REQUIRED WORK ::
Your task is to print all of the data word for word.

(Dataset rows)
'''

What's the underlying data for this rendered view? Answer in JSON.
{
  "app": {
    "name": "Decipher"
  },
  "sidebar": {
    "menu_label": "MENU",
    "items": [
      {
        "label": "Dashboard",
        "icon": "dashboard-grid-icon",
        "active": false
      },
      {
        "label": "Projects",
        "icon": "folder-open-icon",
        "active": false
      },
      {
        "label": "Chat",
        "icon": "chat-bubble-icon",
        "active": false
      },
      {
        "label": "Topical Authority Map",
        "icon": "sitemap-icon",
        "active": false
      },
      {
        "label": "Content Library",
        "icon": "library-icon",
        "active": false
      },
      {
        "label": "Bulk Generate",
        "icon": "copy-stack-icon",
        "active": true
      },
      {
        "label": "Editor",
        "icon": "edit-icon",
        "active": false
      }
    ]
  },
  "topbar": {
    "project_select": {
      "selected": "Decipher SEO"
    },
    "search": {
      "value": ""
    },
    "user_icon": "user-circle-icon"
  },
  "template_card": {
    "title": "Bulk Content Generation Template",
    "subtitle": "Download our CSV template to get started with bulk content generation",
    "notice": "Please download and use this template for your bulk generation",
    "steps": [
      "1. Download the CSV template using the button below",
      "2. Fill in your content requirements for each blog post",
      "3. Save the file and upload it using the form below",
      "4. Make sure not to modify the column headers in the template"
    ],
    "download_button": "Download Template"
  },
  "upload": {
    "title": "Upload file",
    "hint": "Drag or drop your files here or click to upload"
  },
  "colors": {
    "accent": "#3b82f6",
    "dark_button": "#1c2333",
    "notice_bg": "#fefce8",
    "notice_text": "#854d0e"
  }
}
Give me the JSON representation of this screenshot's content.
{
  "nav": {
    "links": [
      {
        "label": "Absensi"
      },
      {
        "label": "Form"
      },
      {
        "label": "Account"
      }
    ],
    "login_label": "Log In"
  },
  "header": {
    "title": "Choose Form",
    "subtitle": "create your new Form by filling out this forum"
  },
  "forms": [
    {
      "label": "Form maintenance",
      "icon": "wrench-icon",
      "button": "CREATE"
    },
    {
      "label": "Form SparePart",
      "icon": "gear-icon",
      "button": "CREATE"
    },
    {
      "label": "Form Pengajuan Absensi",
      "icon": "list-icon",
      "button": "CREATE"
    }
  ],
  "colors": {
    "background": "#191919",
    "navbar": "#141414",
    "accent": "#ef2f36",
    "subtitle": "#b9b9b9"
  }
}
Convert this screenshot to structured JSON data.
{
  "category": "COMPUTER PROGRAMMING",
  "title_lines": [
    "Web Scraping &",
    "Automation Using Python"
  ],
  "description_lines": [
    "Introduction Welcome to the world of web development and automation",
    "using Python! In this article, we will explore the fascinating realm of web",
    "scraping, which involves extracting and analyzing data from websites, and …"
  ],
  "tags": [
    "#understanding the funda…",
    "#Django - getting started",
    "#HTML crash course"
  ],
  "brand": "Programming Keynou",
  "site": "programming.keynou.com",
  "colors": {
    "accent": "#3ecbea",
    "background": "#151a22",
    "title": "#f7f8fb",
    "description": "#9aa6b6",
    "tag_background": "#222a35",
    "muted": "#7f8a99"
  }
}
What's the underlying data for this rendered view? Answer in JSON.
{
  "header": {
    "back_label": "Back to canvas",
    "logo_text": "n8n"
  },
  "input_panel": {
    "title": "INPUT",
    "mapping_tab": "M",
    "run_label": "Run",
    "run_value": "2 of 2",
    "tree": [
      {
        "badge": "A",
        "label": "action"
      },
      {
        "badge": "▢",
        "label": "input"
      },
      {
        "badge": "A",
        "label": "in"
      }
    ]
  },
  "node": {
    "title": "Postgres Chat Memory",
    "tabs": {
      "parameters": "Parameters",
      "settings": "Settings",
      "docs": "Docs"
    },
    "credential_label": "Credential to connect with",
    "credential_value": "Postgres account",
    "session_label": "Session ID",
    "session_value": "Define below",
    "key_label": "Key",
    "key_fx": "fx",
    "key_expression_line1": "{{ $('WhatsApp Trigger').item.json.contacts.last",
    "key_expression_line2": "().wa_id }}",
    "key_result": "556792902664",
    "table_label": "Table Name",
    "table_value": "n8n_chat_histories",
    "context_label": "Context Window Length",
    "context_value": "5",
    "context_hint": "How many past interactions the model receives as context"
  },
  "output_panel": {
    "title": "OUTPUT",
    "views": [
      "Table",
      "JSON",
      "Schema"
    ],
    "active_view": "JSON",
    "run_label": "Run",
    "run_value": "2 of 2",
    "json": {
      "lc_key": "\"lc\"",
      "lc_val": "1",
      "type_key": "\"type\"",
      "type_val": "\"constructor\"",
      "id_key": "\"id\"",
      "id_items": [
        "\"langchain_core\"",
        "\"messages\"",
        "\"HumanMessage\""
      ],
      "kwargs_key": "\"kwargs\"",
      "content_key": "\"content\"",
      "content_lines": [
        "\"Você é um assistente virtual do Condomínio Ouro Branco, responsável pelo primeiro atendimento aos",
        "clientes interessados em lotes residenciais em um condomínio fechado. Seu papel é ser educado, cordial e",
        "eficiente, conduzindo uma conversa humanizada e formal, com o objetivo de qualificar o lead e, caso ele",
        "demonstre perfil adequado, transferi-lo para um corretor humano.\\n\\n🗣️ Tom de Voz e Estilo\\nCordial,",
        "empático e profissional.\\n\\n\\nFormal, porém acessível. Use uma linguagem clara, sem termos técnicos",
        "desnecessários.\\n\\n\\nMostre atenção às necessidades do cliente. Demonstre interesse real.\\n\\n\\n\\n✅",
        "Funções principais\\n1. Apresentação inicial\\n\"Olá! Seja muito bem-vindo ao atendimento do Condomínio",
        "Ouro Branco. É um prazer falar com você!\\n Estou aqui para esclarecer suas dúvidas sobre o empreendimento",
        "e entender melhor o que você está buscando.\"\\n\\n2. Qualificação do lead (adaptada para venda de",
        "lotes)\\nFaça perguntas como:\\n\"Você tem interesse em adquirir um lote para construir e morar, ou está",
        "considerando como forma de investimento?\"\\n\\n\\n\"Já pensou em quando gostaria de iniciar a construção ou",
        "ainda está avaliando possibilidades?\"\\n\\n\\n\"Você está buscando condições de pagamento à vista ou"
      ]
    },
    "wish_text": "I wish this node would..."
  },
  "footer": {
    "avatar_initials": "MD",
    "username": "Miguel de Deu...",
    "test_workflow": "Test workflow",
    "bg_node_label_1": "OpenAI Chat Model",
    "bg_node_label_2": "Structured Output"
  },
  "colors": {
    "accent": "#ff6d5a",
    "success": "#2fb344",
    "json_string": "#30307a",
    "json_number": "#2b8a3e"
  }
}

'''

SOLUTION TO THIS PROBLEM ::
What's the underlying data for this rendered view? Answer in JSON.
{
  "app": {
    "name": "Decipher"
  },
  "sidebar": {
    "menu_label": "MENU",
    "items": [
      {
        "label": "Dashboard",
        "icon": "dashboard-grid-icon",
        "active": false
      },
      {
        "label": "Projects",
        "icon": "folder-open-icon",
        "active": false
      },
      {
        "label": "Chat",
        "icon": "chat-bubble-icon",
        "active": false
      },
      {
        "label": "Topical Authority Map",
        "icon": "sitemap-icon",
        "active": false
      },
      {
        "label": "Content Library",
        "icon": "library-icon",
        "active": false
      },
      {
        "label": "Bulk Generate",
        "icon": "copy-stack-icon",
        "active": true
      },
      {
        "label": "Editor",
        "icon": "edit-icon",
        "active": false
      }
    ]
  },
  "topbar": {
    "project_select": {
      "selected": "Decipher SEO"
    },
    "search": {
      "value": ""
    },
    "user_icon": "user-circle-icon"
  },
  "template_card": {
    "title": "Bulk Content Generation Template",
    "subtitle": "Download our CSV template to get started with bulk content generation",
    "notice": "Please download and use this template for your bulk generation",
    "steps": [
      "1. Download the CSV template using the button below",
      "2. Fill in your content requirements for each blog post",
      "3. Save the file and upload it using the form below",
      "4. Make sure not to modify the column headers in the template"
    ],
    "download_button": "Download Template"
  },
  "upload": {
    "title": "Upload file",
    "hint": "Drag or drop your files here or click to upload"
  },
  "colors": {
    "accent": "#3b82f6",
    "dark_button": "#1c2333",
    "notice_bg": "#fefce8",
    "notice_text": "#854d0e"
  }
}
Give me the JSON representation of this screenshot's content.
{
  "nav": {
    "links": [
      {
        "label": "Absensi"
      },
      {
        "label": "Form"
      },
      {
        "label": "Account"
      }
    ],
    "login_label": "Log In"
  },
  "header": {
    "title": "Choose Form",
    "subtitle": "create your new Form by filling out this forum"
  },
  "forms": [
    {
      "label": "Form maintenance",
      "icon": "wrench-icon",
      "button": "CREATE"
    },
    {
      "label": "Form SparePart",
      "icon": "gear-icon",
      "button": "CREATE"
    },
    {
      "label": "Form Pengajuan Absensi",
      "icon": "list-icon",
      "button": "CREATE"
    }
  ],
  "colors": {
    "background": "#191919",
    "navbar": "#141414",
    "accent": "#ef2f36",
    "subtitle": "#b9b9b9"
  }
}
Convert this screenshot to structured JSON data.
{
  "category": "COMPUTER PROGRAMMING",
  "title_lines": [
    "Web Scraping &",
    "Automation Using Python"
  ],
  "description_lines": [
    "Introduction Welcome to the world of web development and automation",
    "using Python! In this article, we will explore the fascinating realm of web",
    "scraping, which involves extracting and analyzing data from websites, and …"
  ],
  "tags": [
    "#understanding the funda…",
    "#Django - getting started",
    "#HTML crash course"
  ],
  "brand": "Programming Keynou",
  "site": "programming.keynou.com",
  "colors": {
    "accent": "#3ecbea",
    "background": "#151a22",
    "title": "#f7f8fb",
    "description": "#9aa6b6",
    "tag_background": "#222a35",
    "muted": "#7f8a99"
  }
}
What's the underlying data for this rendered view? Answer in JSON.
{
  "header": {
    "back_label": "Back to canvas",
    "logo_text": "n8n"
  },
  "input_panel": {
    "title": "INPUT",
    "mapping_tab": "M",
    "run_label": "Run",
    "run_value": "2 of 2",
    "tree": [
      {
        "badge": "A",
        "label": "action"
      },
      {
        "badge": "▢",
        "label": "input"
      },
      {
        "badge": "A",
        "label": "in"
      }
    ]
  },
  "node": {
    "title": "Postgres Chat Memory",
    "tabs": {
      "parameters": "Parameters",
      "settings": "Settings",
      "docs": "Docs"
    },
    "credential_label": "Credential to connect with",
    "credential_value": "Postgres account",
    "session_label": "Session ID",
    "session_value": "Define below",
    "key_label": "Key",
    "key_fx": "fx",
    "key_expression_line1": "{{ $('WhatsApp Trigger').item.json.contacts.last",
    "key_expression_line2": "().wa_id }}",
    "key_result": "556792902664",
    "table_label": "Table Name",
    "table_value": "n8n_chat_histories",
    "context_label": "Context Window Length",
    "context_value": "5",
    "context_hint": "How many past interactions the model receives as context"
  },
  "output_panel": {
    "title": "OUTPUT",
    "views": [
      "Table",
      "JSON",
      "Schema"
    ],
    "active_view": "JSON",
    "run_label": "Run",
    "run_value": "2 of 2",
    "json": {
      "lc_key": "\"lc\"",
      "lc_val": "1",
      "type_key": "\"type\"",
      "type_val": "\"constructor\"",
      "id_key": "\"id\"",
      "id_items": [
        "\"langchain_core\"",
        "\"messages\"",
        "\"HumanMessage\""
      ],
      "kwargs_key": "\"kwargs\"",
      "content_key": "\"content\"",
      "content_lines": [
        "\"Você é um assistente virtual do Condomínio Ouro Branco, responsável pelo primeiro atendimento aos",
        "clientes interessados em lotes residenciais em um condomínio fechado. Seu papel é ser educado, cordial e",
        "eficiente, conduzindo uma conversa humanizada e formal, com o objetivo de qualificar o lead e, caso ele",
        "demonstre perfil adequado, transferi-lo para um corretor humano.\\n\\n🗣️ Tom de Voz e Estilo\\nCordial,",
        "empático e profissional.\\n\\n\\nFormal, porém acessível. Use uma linguagem clara, sem termos técnicos",
        "desnecessários.\\n\\n\\nMostre atenção às necessidades do cliente. Demonstre interesse real.\\n\\n\\n\\n✅",
        "Funções principais\\n1. Apresentação inicial\\n\"Olá! Seja muito bem-vindo ao atendimento do Condomínio",
        "Ouro Branco. É um prazer falar com você!\\n Estou aqui para esclarecer suas dúvidas sobre o empreendimento",
        "e entender melhor o que você está buscando.\"\\n\\n2. Qualificação do lead (adaptada para venda de",
        "lotes)\\nFaça perguntas como:\\n\"Você tem interesse em adquirir um lote para construir e morar, ou está",
        "considerando como forma de investimento?\"\\n\\n\\n\"Já pensou em quando gostaria de iniciar a construção ou",
        "ainda está avaliando possibilidades?\"\\n\\n\\n\"Você está buscando condições de pagamento à vista ou"
      ]
    },
    "wish_text": "I wish this node would..."
  },
  "footer": {
    "avatar_initials": "MD",
    "username": "Miguel de Deu...",
    "test_workflow": "Test workflow",
    "bg_node_label_1": "OpenAI Chat Model",
    "bg_node_label_2": "Structured Output"
  },
  "colors": {
    "accent": "#ff6d5a",
    "success": "#2fb344",
    "json_string": "#30307a",
    "json_number": "#2b8a3e"
  }
}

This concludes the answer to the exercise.